*Directive*.
What follows is a set of entries. Repeat them exactly, but not their pictures.

*Data*.

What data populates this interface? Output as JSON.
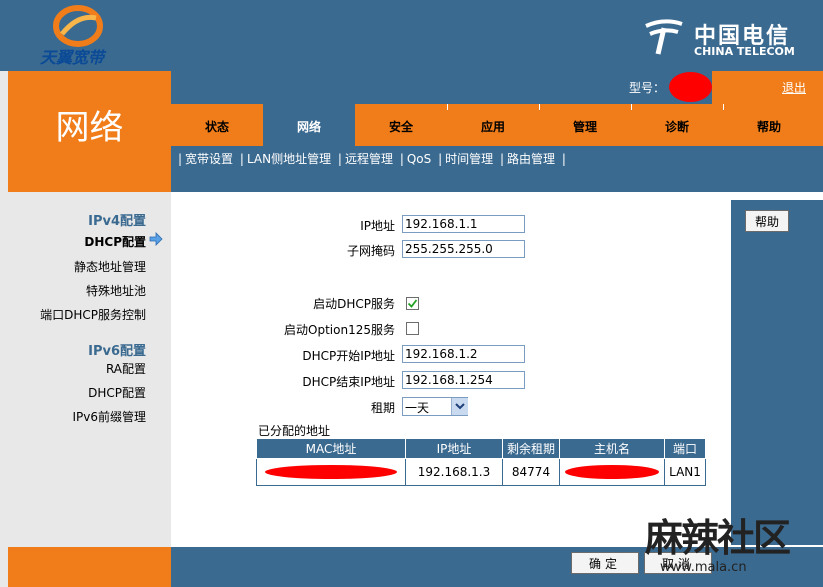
{
  "header": {
    "brand_text": "天翼宽带",
    "telecom_cn": "中国电信",
    "telecom_en": "CHINA TELECOM",
    "model_label": "型号：",
    "logout": "退出"
  },
  "page_title": "网络",
  "tabs": [
    {
      "label": "状态",
      "active": false
    },
    {
      "label": "网络",
      "active": true
    },
    {
      "label": "安全",
      "active": false
    },
    {
      "label": "应用",
      "active": false
    },
    {
      "label": "管理",
      "active": false
    },
    {
      "label": "诊断",
      "active": false
    },
    {
      "label": "帮助",
      "active": false
    }
  ],
  "subnav": [
    "宽带设置",
    "LAN侧地址管理",
    "远程管理",
    "QoS",
    "时间管理",
    "路由管理"
  ],
  "sidebar": {
    "ipv4_heading": "IPv4配置",
    "ipv4_items": [
      "DHCP配置",
      "静态地址管理",
      "特殊地址池",
      "端口DHCP服务控制"
    ],
    "ipv6_heading": "IPv6配置",
    "ipv6_items": [
      "RA配置",
      "DHCP配置",
      "IPv6前缀管理"
    ]
  },
  "form": {
    "ip_label": "IP地址",
    "ip_value": "192.168.1.1",
    "mask_label": "子网掩码",
    "mask_value": "255.255.255.0",
    "dhcp_enable_label": "启动DHCP服务",
    "dhcp_enable_checked": true,
    "opt125_label": "启动Option125服务",
    "opt125_checked": false,
    "start_label": "DHCP开始IP地址",
    "start_value": "192.168.1.2",
    "end_label": "DHCP结束IP地址",
    "end_value": "192.168.1.254",
    "lease_label": "租期",
    "lease_value": "一天"
  },
  "assigned": {
    "title": "已分配的地址",
    "headers": [
      "MAC地址",
      "IP地址",
      "剩余租期",
      "主机名",
      "端口"
    ],
    "rows": [
      {
        "ip": "192.168.1.3",
        "lease": "84774",
        "port": "LAN1"
      }
    ]
  },
  "buttons": {
    "help": "帮助",
    "confirm": "确定",
    "cancel": "取消"
  },
  "watermark": {
    "text": "麻辣社区",
    "url": "www.mala.cn"
  },
  "colors": {
    "blue": "#3b6a90",
    "orange": "#f07d1a",
    "redaction": "#ff0000"
  }
}
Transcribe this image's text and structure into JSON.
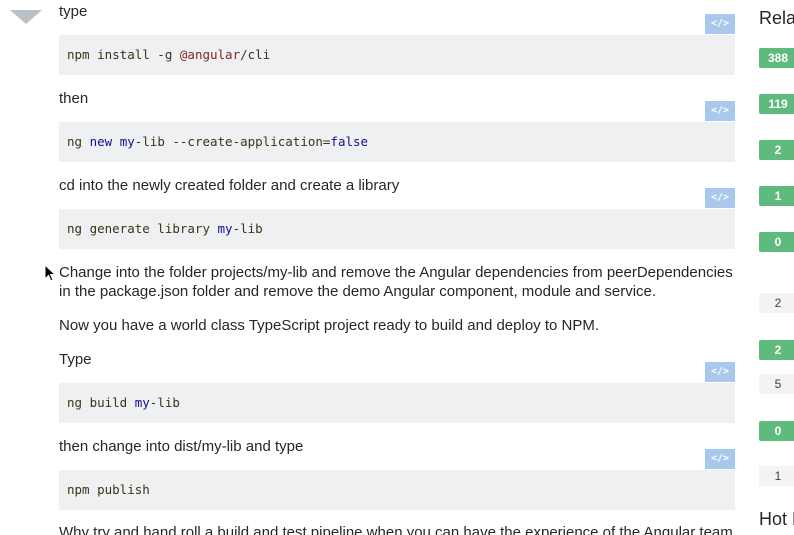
{
  "post": {
    "paragraphs": {
      "type_lower": "type",
      "then": "then",
      "cd": "cd into the newly created folder and create a library",
      "change": "Change into the folder projects/my-lib and remove the Angular dependencies from peerDependencies in the package.json folder and remove the demo Angular component, module and service.",
      "world": "Now you have a world class TypeScript project ready to build and deploy to NPM.",
      "type_upper": "Type",
      "dist": "then change into dist/my-lib and type",
      "why": "Why try and hand roll a build and test pipeline when you can have the experience of the Angular team"
    },
    "code": {
      "c1": {
        "a": "npm install -g ",
        "b": "@angular",
        "c": "/cli"
      },
      "c2": {
        "a": "ng ",
        "b": "new",
        "c": " ",
        "d": "my",
        "e": "-lib --create-application=",
        "f": "false"
      },
      "c3": {
        "a": "ng generate library ",
        "b": "my",
        "c": "-lib"
      },
      "c4": {
        "a": "ng build ",
        "b": "my",
        "c": "-lib"
      },
      "c5": {
        "a": "npm publish"
      }
    },
    "snippet_label": "</>"
  },
  "sidebar": {
    "related_heading": "Related",
    "hot_heading": "Hot Network Questions",
    "scores": [
      "388",
      "119",
      "2",
      "1",
      "0",
      "2",
      "2",
      "5",
      "0",
      "1"
    ]
  },
  "colors": {
    "answered_badge": "#5eba7d",
    "snippet_button": "#a8c8ee",
    "code_background": "#eff0f1"
  }
}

*Answer to the problem*.
What data populates this interface? Output as JSON.
{
  "header": {
    "brand_text": "天翼宽带",
    "telecom_cn": "中国电信",
    "telecom_en": "CHINA TELECOM",
    "model_label": "型号：",
    "logout": "退出"
  },
  "page_title": "网络",
  "tabs": [
    {
      "label": "状态",
      "active": false
    },
    {
      "label": "网络",
      "active": true
    },
    {
      "label": "安全",
      "active": false
    },
    {
      "label": "应用",
      "active": false
    },
    {
      "label": "管理",
      "active": false
    },
    {
      "label": "诊断",
      "active": false
    },
    {
      "label": "帮助",
      "active": false
    }
  ],
  "subnav": [
    "宽带设置",
    "LAN侧地址管理",
    "远程管理",
    "QoS",
    "时间管理",
    "路由管理"
  ],
  "sidebar": {
    "ipv4_heading": "IPv4配置",
    "ipv4_items": [
      "DHCP配置",
      "静态地址管理",
      "特殊地址池",
      "端口DHCP服务控制"
    ],
    "ipv6_heading": "IPv6配置",
    "ipv6_items": [
      "RA配置",
      "DHCP配置",
      "IPv6前缀管理"
    ]
  },
  "form": {
    "ip_label": "IP地址",
    "ip_value": "192.168.1.1",
    "mask_label": "子网掩码",
    "mask_value": "255.255.255.0",
    "dhcp_enable_label": "启动DHCP服务",
    "dhcp_enable_checked": true,
    "opt125_label": "启动Option125服务",
    "opt125_checked": false,
    "start_label": "DHCP开始IP地址",
    "start_value": "192.168.1.2",
    "end_label": "DHCP结束IP地址",
    "end_value": "192.168.1.254",
    "lease_label": "租期",
    "lease_value": "一天"
  },
  "assigned": {
    "title": "已分配的地址",
    "headers": [
      "MAC地址",
      "IP地址",
      "剩余租期",
      "主机名",
      "端口"
    ],
    "rows": [
      {
        "ip": "192.168.1.3",
        "lease": "84774",
        "port": "LAN1"
      }
    ]
  },
  "buttons": {
    "help": "帮助",
    "confirm": "确定",
    "cancel": "取消"
  },
  "watermark": {
    "text": "麻辣社区",
    "url": "www.mala.cn"
  },
  "colors": {
    "blue": "#3b6a90",
    "orange": "#f07d1a",
    "redaction": "#ff0000"
  }
}
Transcribe this image's text and structure into JSON.
{
  "post": {
    "paragraphs": {
      "type_lower": "type",
      "then": "then",
      "cd": "cd into the newly created folder and create a library",
      "change": "Change into the folder projects/my-lib and remove the Angular dependencies from peerDependencies in the package.json folder and remove the demo Angular component, module and service.",
      "world": "Now you have a world class TypeScript project ready to build and deploy to NPM.",
      "type_upper": "Type",
      "dist": "then change into dist/my-lib and type",
      "why": "Why try and hand roll a build and test pipeline when you can have the experience of the Angular team"
    },
    "code": {
      "c1": {
        "a": "npm install -g ",
        "b": "@angular",
        "c": "/cli"
      },
      "c2": {
        "a": "ng ",
        "b": "new",
        "c": " ",
        "d": "my",
        "e": "-lib --create-application=",
        "f": "false"
      },
      "c3": {
        "a": "ng generate library ",
        "b": "my",
        "c": "-lib"
      },
      "c4": {
        "a": "ng build ",
        "b": "my",
        "c": "-lib"
      },
      "c5": {
        "a": "npm publish"
      }
    },
    "snippet_label": "</>"
  },
  "sidebar": {
    "related_heading": "Related",
    "hot_heading": "Hot Network Questions",
    "scores": [
      "388",
      "119",
      "2",
      "1",
      "0",
      "2",
      "2",
      "5",
      "0",
      "1"
    ]
  },
  "colors": {
    "answered_badge": "#5eba7d",
    "snippet_button": "#a8c8ee",
    "code_background": "#eff0f1"
  }
}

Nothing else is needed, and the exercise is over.